• [Instructions for the task]
Transcribe the records below exactly, leaving out any pictures.
---------- Supplied data
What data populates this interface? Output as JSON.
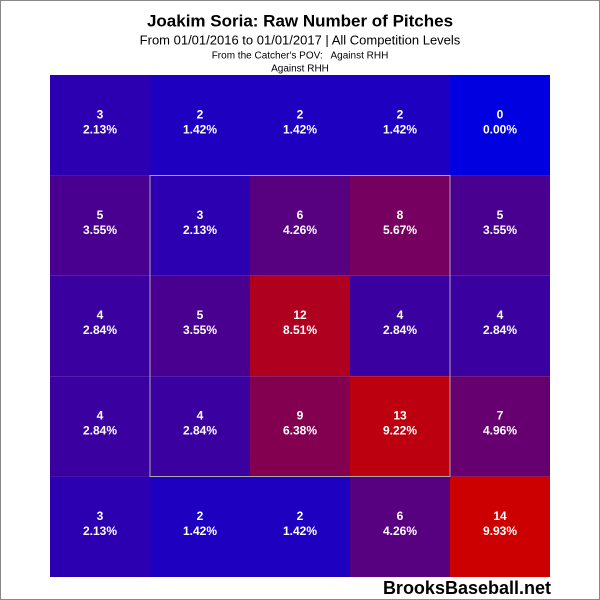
{
  "chart_data": {
    "type": "heatmap",
    "title": "Joakim Soria: Raw Number of Pitches",
    "subtitle": "From 01/01/2016 to 01/01/2017 | All Competition Levels",
    "notes": [
      "From the Catcher's POV:   Against RHH",
      "Against RHH"
    ],
    "watermark": "BrooksBaseball.net",
    "color_low": "#0000e0",
    "color_high": "#cc0000",
    "counts": [
      [
        3,
        2,
        2,
        2,
        0
      ],
      [
        5,
        3,
        6,
        8,
        5
      ],
      [
        4,
        5,
        12,
        4,
        4
      ],
      [
        4,
        4,
        9,
        13,
        7
      ],
      [
        3,
        2,
        2,
        6,
        14
      ]
    ],
    "percents": [
      [
        2.13,
        1.42,
        1.42,
        1.42,
        0.0
      ],
      [
        3.55,
        2.13,
        4.26,
        5.67,
        3.55
      ],
      [
        2.84,
        3.55,
        8.51,
        2.84,
        2.84
      ],
      [
        2.84,
        2.84,
        6.38,
        9.22,
        4.96
      ],
      [
        2.13,
        1.42,
        1.42,
        4.26,
        9.93
      ]
    ],
    "value_labels": [
      [
        "2.13%",
        "1.42%",
        "1.42%",
        "1.42%",
        "0.00%"
      ],
      [
        "3.55%",
        "2.13%",
        "4.26%",
        "5.67%",
        "3.55%"
      ],
      [
        "2.84%",
        "3.55%",
        "8.51%",
        "2.84%",
        "2.84%"
      ],
      [
        "2.84%",
        "2.84%",
        "6.38%",
        "9.22%",
        "4.96%"
      ],
      [
        "2.13%",
        "1.42%",
        "1.42%",
        "4.26%",
        "9.93%"
      ]
    ]
  }
}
--------------------
• [Written reply]
What data populates this interface? Output as JSON.
{
  "chart_data": {
    "type": "heatmap",
    "title": "Joakim Soria: Raw Number of Pitches",
    "subtitle": "From 01/01/2016 to 01/01/2017 | All Competition Levels",
    "notes": [
      "From the Catcher's POV:   Against RHH",
      "Against RHH"
    ],
    "watermark": "BrooksBaseball.net",
    "color_low": "#0000e0",
    "color_high": "#cc0000",
    "counts": [
      [
        3,
        2,
        2,
        2,
        0
      ],
      [
        5,
        3,
        6,
        8,
        5
      ],
      [
        4,
        5,
        12,
        4,
        4
      ],
      [
        4,
        4,
        9,
        13,
        7
      ],
      [
        3,
        2,
        2,
        6,
        14
      ]
    ],
    "percents": [
      [
        2.13,
        1.42,
        1.42,
        1.42,
        0.0
      ],
      [
        3.55,
        2.13,
        4.26,
        5.67,
        3.55
      ],
      [
        2.84,
        3.55,
        8.51,
        2.84,
        2.84
      ],
      [
        2.84,
        2.84,
        6.38,
        9.22,
        4.96
      ],
      [
        2.13,
        1.42,
        1.42,
        4.26,
        9.93
      ]
    ],
    "value_labels": [
      [
        "2.13%",
        "1.42%",
        "1.42%",
        "1.42%",
        "0.00%"
      ],
      [
        "3.55%",
        "2.13%",
        "4.26%",
        "5.67%",
        "3.55%"
      ],
      [
        "2.84%",
        "3.55%",
        "8.51%",
        "2.84%",
        "2.84%"
      ],
      [
        "2.84%",
        "2.84%",
        "6.38%",
        "9.22%",
        "4.96%"
      ],
      [
        "2.13%",
        "1.42%",
        "1.42%",
        "4.26%",
        "9.93%"
      ]
    ]
  }
}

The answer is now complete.